>> BEGIN DATA RECORDS
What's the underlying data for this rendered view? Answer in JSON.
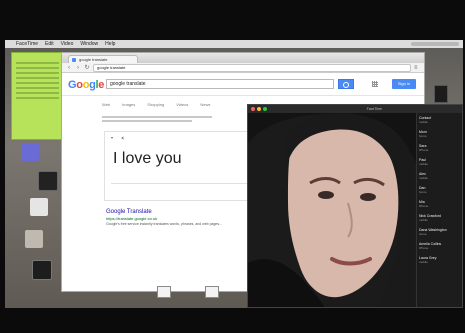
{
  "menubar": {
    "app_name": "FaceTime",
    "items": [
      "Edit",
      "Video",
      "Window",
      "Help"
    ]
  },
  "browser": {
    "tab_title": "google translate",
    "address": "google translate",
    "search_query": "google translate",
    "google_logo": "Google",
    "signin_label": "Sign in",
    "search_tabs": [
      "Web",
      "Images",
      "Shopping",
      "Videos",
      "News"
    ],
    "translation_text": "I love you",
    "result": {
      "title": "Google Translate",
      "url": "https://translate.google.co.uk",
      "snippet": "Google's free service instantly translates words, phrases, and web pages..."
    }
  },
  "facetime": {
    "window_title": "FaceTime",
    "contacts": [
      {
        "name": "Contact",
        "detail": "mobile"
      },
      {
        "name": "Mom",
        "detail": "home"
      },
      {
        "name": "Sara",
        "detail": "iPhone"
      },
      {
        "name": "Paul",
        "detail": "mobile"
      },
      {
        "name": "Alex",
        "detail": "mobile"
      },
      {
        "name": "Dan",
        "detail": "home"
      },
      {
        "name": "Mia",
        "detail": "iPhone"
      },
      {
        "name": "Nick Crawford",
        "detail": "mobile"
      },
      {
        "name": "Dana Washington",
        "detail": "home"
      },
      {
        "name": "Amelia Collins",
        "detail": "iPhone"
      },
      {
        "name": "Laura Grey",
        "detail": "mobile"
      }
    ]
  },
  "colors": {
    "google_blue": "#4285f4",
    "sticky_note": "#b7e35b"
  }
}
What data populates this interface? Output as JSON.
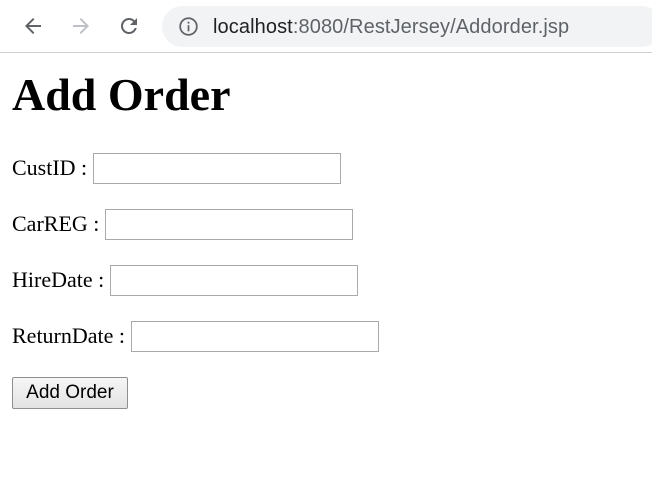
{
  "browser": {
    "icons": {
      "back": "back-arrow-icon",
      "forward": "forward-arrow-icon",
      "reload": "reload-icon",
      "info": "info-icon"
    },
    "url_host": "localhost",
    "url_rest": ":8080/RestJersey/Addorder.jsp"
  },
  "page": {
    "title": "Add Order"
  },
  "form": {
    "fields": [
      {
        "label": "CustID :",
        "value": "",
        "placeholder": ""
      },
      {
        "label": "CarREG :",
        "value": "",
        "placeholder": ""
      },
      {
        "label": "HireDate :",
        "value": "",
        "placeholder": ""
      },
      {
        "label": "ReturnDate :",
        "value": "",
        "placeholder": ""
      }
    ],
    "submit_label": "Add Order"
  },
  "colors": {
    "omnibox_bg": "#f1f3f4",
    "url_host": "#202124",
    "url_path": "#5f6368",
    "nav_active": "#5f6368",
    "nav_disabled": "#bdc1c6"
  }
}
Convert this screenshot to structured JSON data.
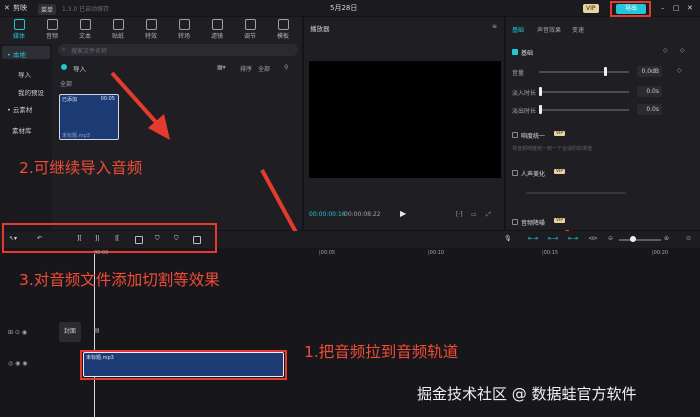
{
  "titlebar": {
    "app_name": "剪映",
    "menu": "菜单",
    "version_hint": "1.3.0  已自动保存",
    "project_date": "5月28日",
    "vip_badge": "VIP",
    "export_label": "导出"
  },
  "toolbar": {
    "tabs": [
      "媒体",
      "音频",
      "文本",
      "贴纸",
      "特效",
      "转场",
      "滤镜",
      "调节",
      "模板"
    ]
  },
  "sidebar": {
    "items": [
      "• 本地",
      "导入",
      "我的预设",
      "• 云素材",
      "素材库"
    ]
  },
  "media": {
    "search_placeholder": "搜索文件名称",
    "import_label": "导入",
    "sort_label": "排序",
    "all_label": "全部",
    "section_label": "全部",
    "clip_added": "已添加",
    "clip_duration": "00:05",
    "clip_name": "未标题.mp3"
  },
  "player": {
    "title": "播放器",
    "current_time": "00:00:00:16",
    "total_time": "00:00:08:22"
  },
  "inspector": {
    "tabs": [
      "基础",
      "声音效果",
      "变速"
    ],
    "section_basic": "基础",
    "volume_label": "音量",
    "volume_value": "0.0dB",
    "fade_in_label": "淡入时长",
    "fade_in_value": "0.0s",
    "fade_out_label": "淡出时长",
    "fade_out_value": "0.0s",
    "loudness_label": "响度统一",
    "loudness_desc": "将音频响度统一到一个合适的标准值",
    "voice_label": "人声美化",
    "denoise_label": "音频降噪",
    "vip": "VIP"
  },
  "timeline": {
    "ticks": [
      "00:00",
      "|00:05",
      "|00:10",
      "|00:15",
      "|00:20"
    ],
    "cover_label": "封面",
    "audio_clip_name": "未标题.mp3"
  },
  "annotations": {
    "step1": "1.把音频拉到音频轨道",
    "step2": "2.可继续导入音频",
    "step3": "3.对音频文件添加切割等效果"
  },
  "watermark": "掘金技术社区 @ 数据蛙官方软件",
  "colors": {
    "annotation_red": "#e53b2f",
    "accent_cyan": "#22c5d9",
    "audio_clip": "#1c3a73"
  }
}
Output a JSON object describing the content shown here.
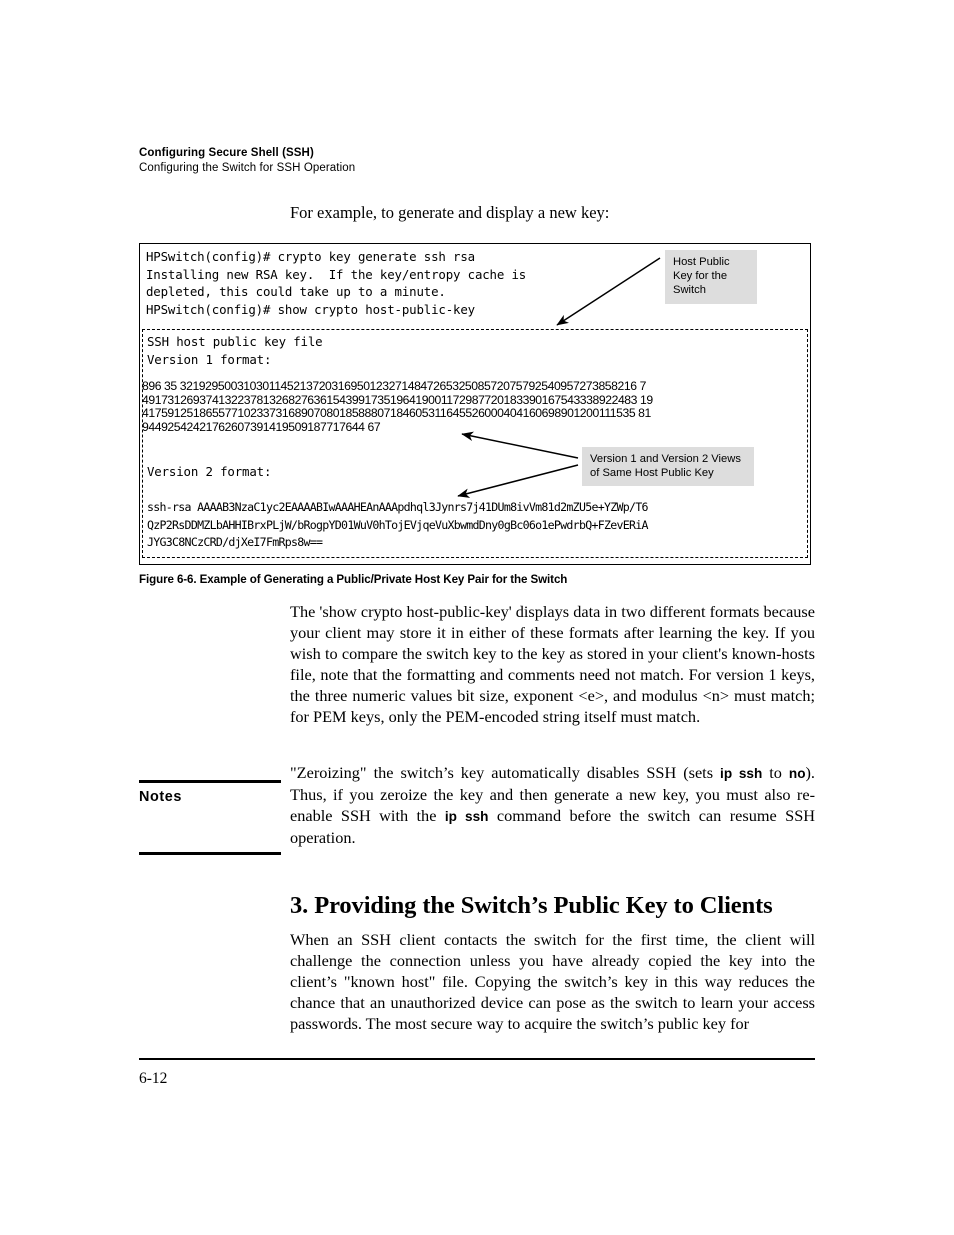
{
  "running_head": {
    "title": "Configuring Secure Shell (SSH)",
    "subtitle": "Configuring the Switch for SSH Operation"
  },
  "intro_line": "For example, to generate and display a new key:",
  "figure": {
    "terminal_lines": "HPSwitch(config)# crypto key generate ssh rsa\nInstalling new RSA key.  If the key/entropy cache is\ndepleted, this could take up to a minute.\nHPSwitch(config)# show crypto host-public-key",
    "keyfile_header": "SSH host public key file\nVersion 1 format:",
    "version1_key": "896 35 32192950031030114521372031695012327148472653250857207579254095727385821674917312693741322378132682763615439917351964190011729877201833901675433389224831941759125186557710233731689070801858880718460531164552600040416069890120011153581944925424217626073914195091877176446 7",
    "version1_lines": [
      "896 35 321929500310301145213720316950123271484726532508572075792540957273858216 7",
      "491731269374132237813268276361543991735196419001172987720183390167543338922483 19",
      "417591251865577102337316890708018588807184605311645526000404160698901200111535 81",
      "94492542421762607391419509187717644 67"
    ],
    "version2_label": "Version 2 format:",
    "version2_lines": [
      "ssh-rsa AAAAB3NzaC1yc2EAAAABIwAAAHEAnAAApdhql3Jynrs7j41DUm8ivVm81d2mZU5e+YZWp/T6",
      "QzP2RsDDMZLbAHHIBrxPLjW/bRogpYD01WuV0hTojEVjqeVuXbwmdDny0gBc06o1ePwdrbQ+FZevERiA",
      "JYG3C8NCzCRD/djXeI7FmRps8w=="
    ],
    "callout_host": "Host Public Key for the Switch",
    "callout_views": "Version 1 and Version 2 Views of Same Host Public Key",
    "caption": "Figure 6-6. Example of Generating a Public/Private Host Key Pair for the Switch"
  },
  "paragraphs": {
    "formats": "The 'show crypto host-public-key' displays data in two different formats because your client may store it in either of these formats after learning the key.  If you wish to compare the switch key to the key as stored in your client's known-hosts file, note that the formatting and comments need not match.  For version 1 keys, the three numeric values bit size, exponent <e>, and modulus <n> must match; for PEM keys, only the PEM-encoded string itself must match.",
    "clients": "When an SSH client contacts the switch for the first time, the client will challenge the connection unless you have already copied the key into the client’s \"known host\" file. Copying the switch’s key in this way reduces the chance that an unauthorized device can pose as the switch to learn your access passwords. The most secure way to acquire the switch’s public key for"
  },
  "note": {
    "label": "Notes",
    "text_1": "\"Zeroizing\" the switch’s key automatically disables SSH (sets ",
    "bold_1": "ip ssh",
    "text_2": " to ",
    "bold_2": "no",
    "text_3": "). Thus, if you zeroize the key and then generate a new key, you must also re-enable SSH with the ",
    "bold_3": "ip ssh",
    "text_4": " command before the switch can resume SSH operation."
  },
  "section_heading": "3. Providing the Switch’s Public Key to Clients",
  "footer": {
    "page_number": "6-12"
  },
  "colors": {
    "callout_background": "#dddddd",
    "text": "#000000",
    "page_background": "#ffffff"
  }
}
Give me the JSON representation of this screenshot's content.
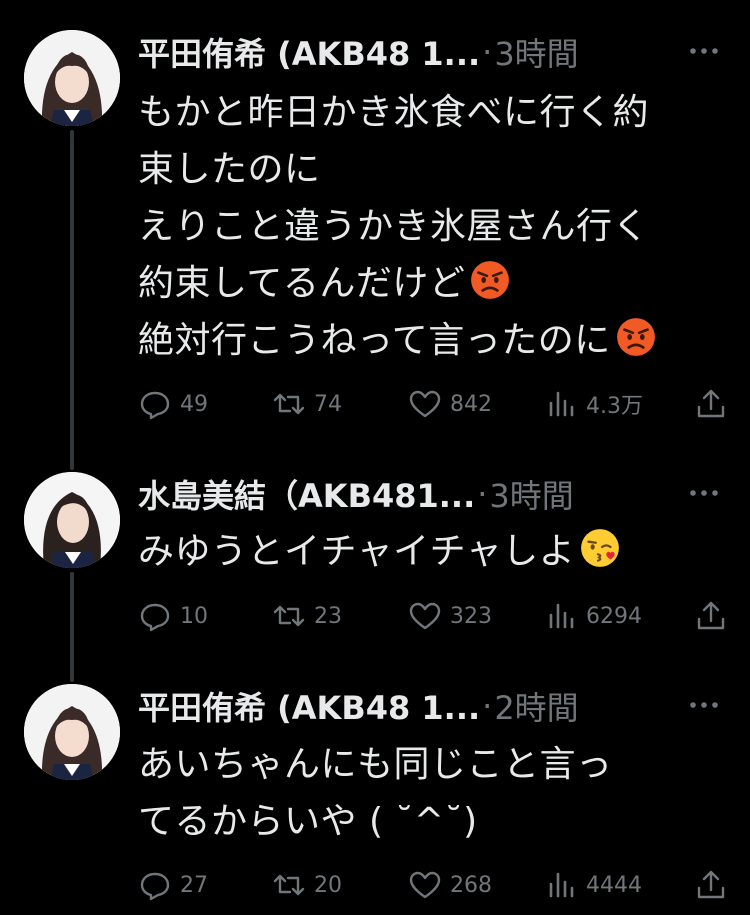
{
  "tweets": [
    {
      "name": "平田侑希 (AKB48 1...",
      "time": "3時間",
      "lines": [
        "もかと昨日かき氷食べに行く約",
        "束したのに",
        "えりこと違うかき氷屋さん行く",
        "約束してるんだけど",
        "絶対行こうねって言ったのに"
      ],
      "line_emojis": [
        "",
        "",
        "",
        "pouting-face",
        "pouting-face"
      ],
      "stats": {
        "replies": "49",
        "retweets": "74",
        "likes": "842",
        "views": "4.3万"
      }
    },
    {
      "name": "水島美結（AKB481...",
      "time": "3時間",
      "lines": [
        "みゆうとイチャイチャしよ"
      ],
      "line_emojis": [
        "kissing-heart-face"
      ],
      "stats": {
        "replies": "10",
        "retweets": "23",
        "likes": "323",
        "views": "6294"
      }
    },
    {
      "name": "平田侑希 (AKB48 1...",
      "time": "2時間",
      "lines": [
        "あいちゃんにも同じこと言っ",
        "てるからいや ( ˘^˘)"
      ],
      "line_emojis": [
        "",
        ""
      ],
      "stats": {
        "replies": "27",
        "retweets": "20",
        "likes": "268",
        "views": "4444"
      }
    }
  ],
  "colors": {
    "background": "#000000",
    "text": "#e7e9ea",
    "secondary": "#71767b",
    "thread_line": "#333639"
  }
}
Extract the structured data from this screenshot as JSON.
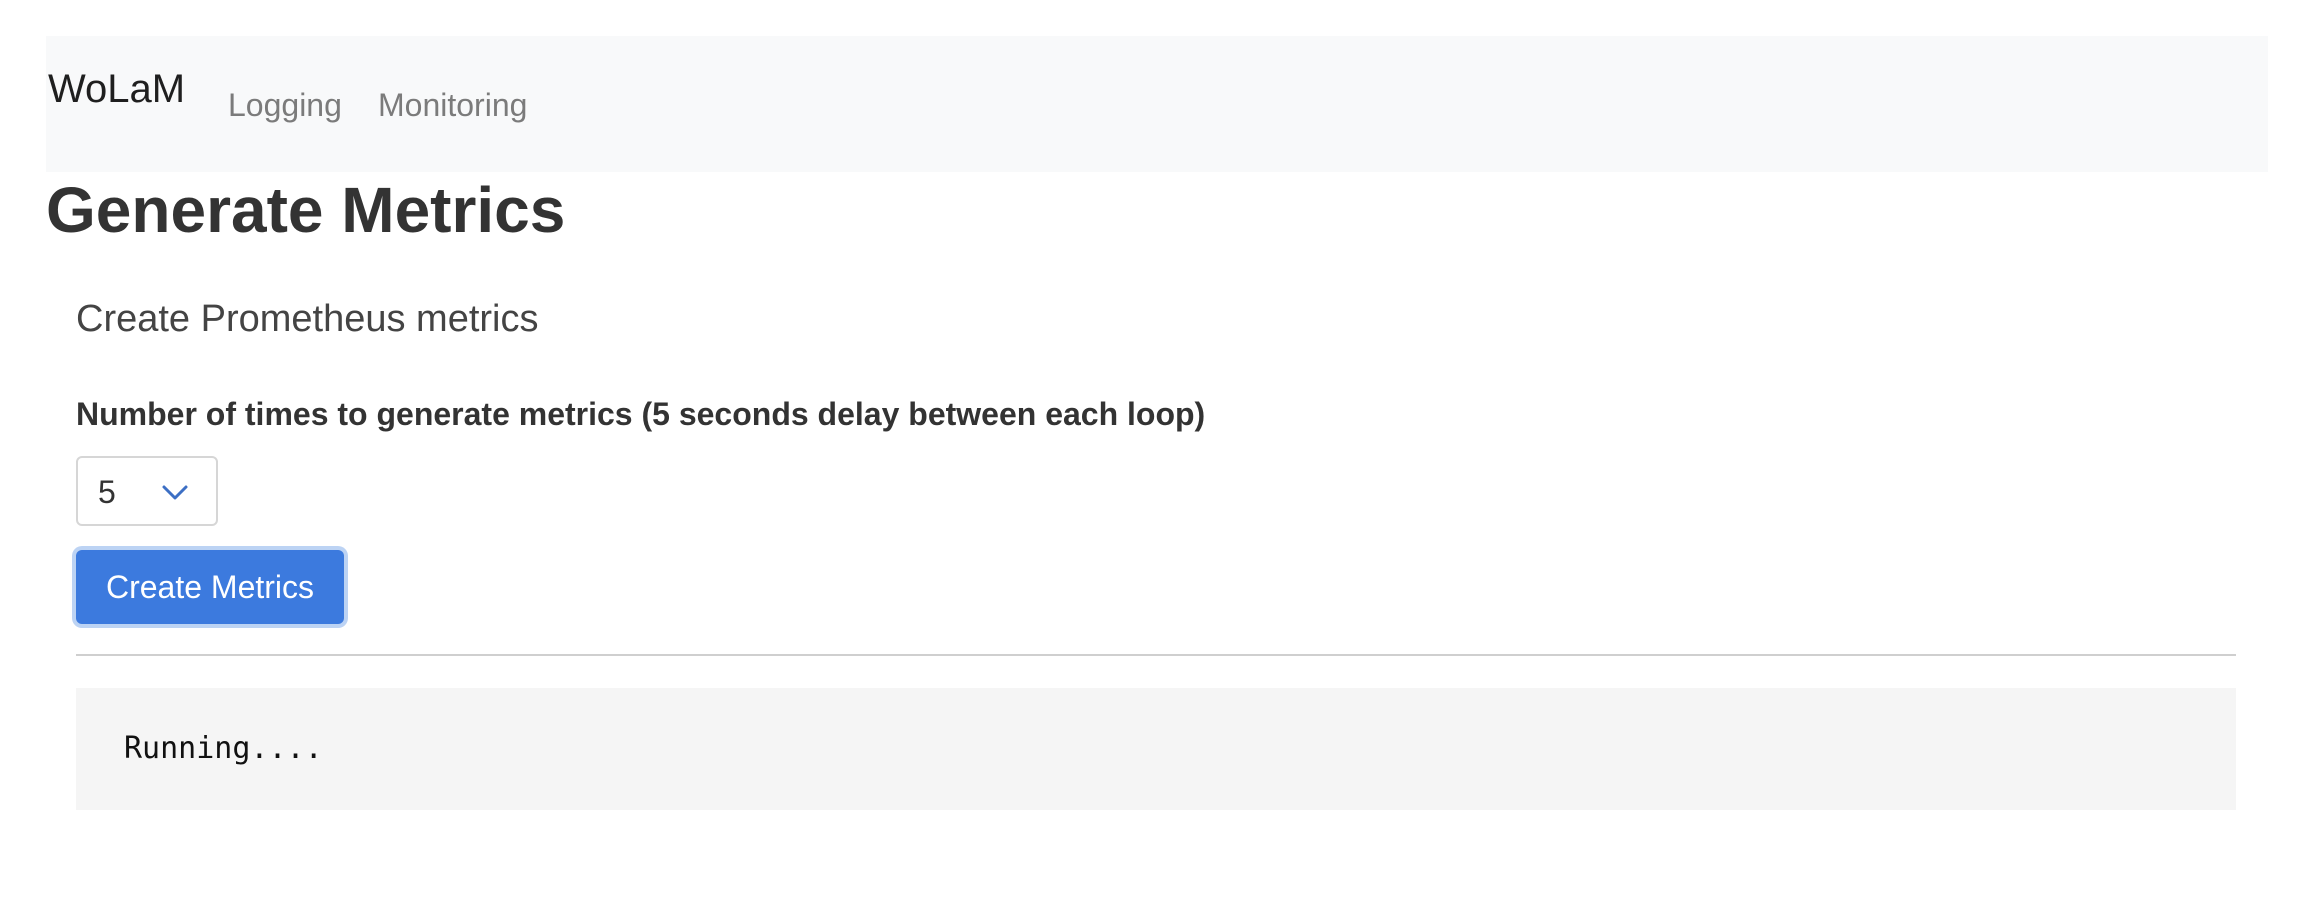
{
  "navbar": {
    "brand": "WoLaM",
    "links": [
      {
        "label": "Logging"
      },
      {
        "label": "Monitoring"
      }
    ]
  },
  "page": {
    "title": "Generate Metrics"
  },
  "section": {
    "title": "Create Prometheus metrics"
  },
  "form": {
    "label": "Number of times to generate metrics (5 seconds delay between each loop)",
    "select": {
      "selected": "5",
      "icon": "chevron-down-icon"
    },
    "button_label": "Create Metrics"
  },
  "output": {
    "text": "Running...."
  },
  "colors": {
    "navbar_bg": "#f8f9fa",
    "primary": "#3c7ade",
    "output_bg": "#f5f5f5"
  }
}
>> END DATA RECORDS
◆ OBJECTIVE ◆
Quote precisely the lines of the data from the line containing "Give me the" through its final line, both included, excluding pictures.

◆ FULL OUTPUT ◆
Give me the JSON representation of this screenshot's content.
{
  "tweets": [
    {
      "name": "平田侑希 (AKB48 1...",
      "time": "3時間",
      "lines": [
        "もかと昨日かき氷食べに行く約",
        "束したのに",
        "えりこと違うかき氷屋さん行く",
        "約束してるんだけど",
        "絶対行こうねって言ったのに"
      ],
      "line_emojis": [
        "",
        "",
        "",
        "pouting-face",
        "pouting-face"
      ],
      "stats": {
        "replies": "49",
        "retweets": "74",
        "likes": "842",
        "views": "4.3万"
      }
    },
    {
      "name": "水島美結（AKB481...",
      "time": "3時間",
      "lines": [
        "みゆうとイチャイチャしよ"
      ],
      "line_emojis": [
        "kissing-heart-face"
      ],
      "stats": {
        "replies": "10",
        "retweets": "23",
        "likes": "323",
        "views": "6294"
      }
    },
    {
      "name": "平田侑希 (AKB48 1...",
      "time": "2時間",
      "lines": [
        "あいちゃんにも同じこと言っ",
        "てるからいや ( ˘^˘)"
      ],
      "line_emojis": [
        "",
        ""
      ],
      "stats": {
        "replies": "27",
        "retweets": "20",
        "likes": "268",
        "views": "4444"
      }
    }
  ],
  "colors": {
    "background": "#000000",
    "text": "#e7e9ea",
    "secondary": "#71767b",
    "thread_line": "#333639"
  }
}
Extract the structured data from this screenshot as JSON.
{
  "navbar": {
    "brand": "WoLaM",
    "links": [
      {
        "label": "Logging"
      },
      {
        "label": "Monitoring"
      }
    ]
  },
  "page": {
    "title": "Generate Metrics"
  },
  "section": {
    "title": "Create Prometheus metrics"
  },
  "form": {
    "label": "Number of times to generate metrics (5 seconds delay between each loop)",
    "select": {
      "selected": "5",
      "icon": "chevron-down-icon"
    },
    "button_label": "Create Metrics"
  },
  "output": {
    "text": "Running...."
  },
  "colors": {
    "navbar_bg": "#f8f9fa",
    "primary": "#3c7ade",
    "output_bg": "#f5f5f5"
  }
}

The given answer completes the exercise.